§ PROVIDED RECORDS

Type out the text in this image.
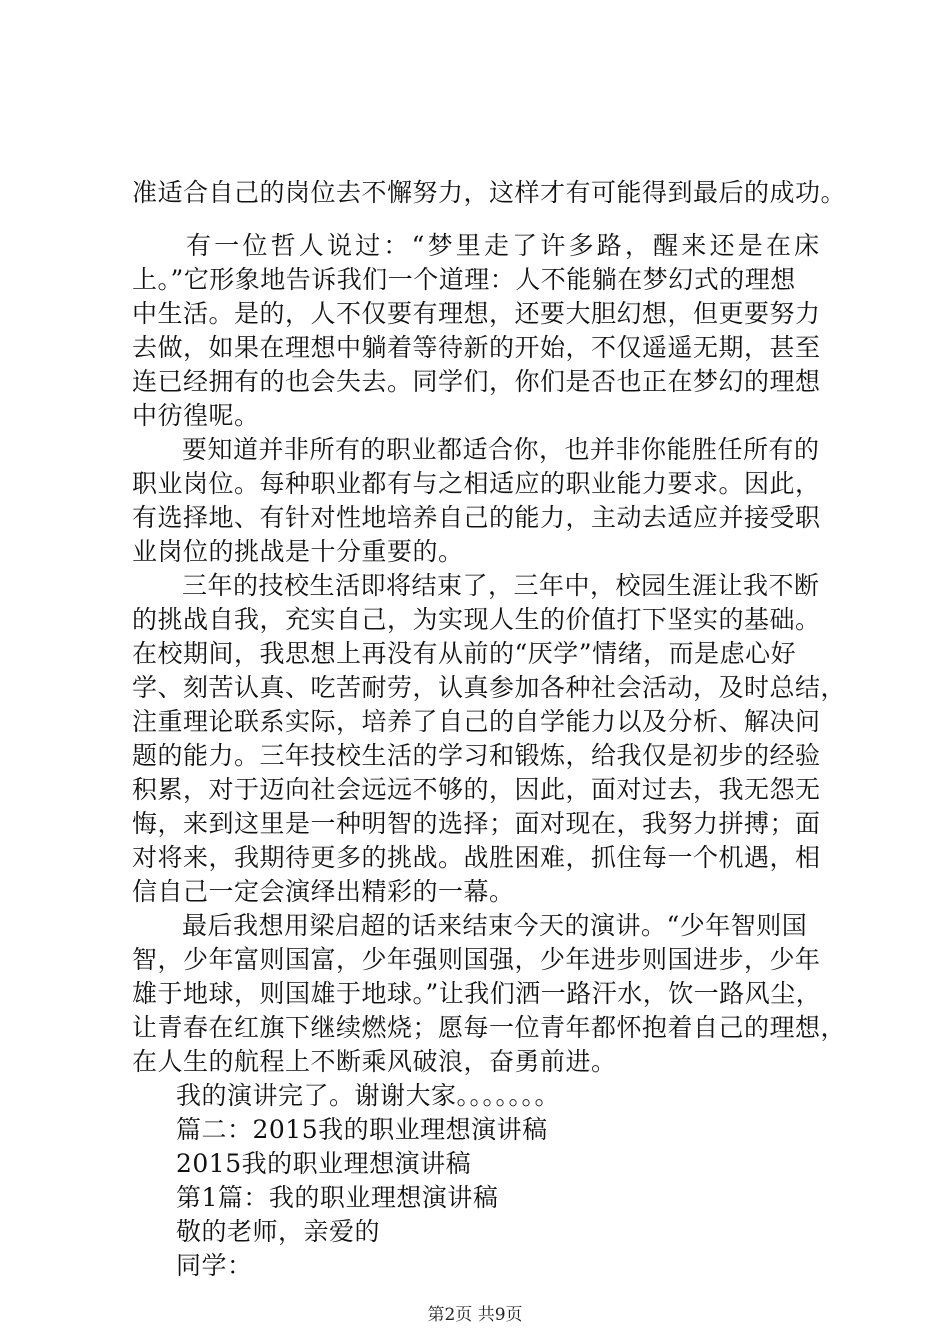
准适合自己的岗位去不懈努力，这样才有可能得到最后的成功。
有一位哲人说过：“梦里走了许多路，醒来还是在床
上。”它形象地告诉我们一个道理：人不能躺在梦幻式的理想
中生活。是的，人不仅要有理想，还要大胆幻想，但更要努力
去做，如果在理想中躺着等待新的开始，不仅遥遥无期，甚至
连已经拥有的也会失去。同学们，你们是否也正在梦幻的理想
中彷徨呢。
要知道并非所有的职业都适合你，也并非你能胜任所有的
职业岗位。每种职业都有与之相适应的职业能力要求。因此，
有选择地、有针对性地培养自己的能力，主动去适应并接受职
业岗位的挑战是十分重要的。
三年的技校生活即将结束了，三年中，校园生涯让我不断
的挑战自我，充实自己，为实现人生的价值打下坚实的基础。
在校期间，我思想上再没有从前的“厌学”情绪，而是虑心好
学、刻苦认真、吃苦耐劳，认真参加各种社会活动，及时总结，
注重理论联系实际，培养了自己的自学能力以及分析、解决问
题的能力。三年技校生活的学习和锻炼，给我仅是初步的经验
积累，对于迈向社会远远不够的，因此，面对过去，我无怨无
悔，来到这里是一种明智的选择；面对现在，我努力拼搏；面
对将来，我期待更多的挑战。战胜困难，抓住每一个机遇，相
信自己一定会演绎出精彩的一幕。
最后我想用梁启超的话来结束今天的演讲。“少年智则国
智，少年富则国富，少年强则国强，少年进步则国进步，少年
雄于地球，则国雄于地球。”让我们洒一路汗水，饮一路风尘，
让青春在红旗下继续燃烧；愿每一位青年都怀抱着自己的理想，
在人生的航程上不断乘风破浪，奋勇前进。
我的演讲完了。谢谢大家。。。。。。。
篇二：2015我的职业理想演讲稿
2015我的职业理想演讲稿
第1篇：我的职业理想演讲稿
敬的老师，亲爱的
同学：
第2页 共9页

§ WORK INSTRUCTIONS
Make an exact copy of the data, leaving its pictures out.

§ ANSWER BELOW
Type out the text in this image.
准适合自己的岗位去不懈努力，这样才有可能得到最后的成功。
有一位哲人说过：“梦里走了许多路，醒来还是在床
上。”它形象地告诉我们一个道理：人不能躺在梦幻式的理想
中生活。是的，人不仅要有理想，还要大胆幻想，但更要努力
去做，如果在理想中躺着等待新的开始，不仅遥遥无期，甚至
连已经拥有的也会失去。同学们，你们是否也正在梦幻的理想
中彷徨呢。
要知道并非所有的职业都适合你，也并非你能胜任所有的
职业岗位。每种职业都有与之相适应的职业能力要求。因此，
有选择地、有针对性地培养自己的能力，主动去适应并接受职
业岗位的挑战是十分重要的。
三年的技校生活即将结束了，三年中，校园生涯让我不断
的挑战自我，充实自己，为实现人生的价值打下坚实的基础。
在校期间，我思想上再没有从前的“厌学”情绪，而是虑心好
学、刻苦认真、吃苦耐劳，认真参加各种社会活动，及时总结，
注重理论联系实际，培养了自己的自学能力以及分析、解决问
题的能力。三年技校生活的学习和锻炼，给我仅是初步的经验
积累，对于迈向社会远远不够的，因此，面对过去，我无怨无
悔，来到这里是一种明智的选择；面对现在，我努力拼搏；面
对将来，我期待更多的挑战。战胜困难，抓住每一个机遇，相
信自己一定会演绎出精彩的一幕。
最后我想用梁启超的话来结束今天的演讲。“少年智则国
智，少年富则国富，少年强则国强，少年进步则国进步，少年
雄于地球，则国雄于地球。”让我们洒一路汗水，饮一路风尘，
让青春在红旗下继续燃烧；愿每一位青年都怀抱着自己的理想，
在人生的航程上不断乘风破浪，奋勇前进。
我的演讲完了。谢谢大家。。。。。。。
篇二：2015我的职业理想演讲稿
2015我的职业理想演讲稿
第1篇：我的职业理想演讲稿
敬的老师，亲爱的
同学：
第2页 共9页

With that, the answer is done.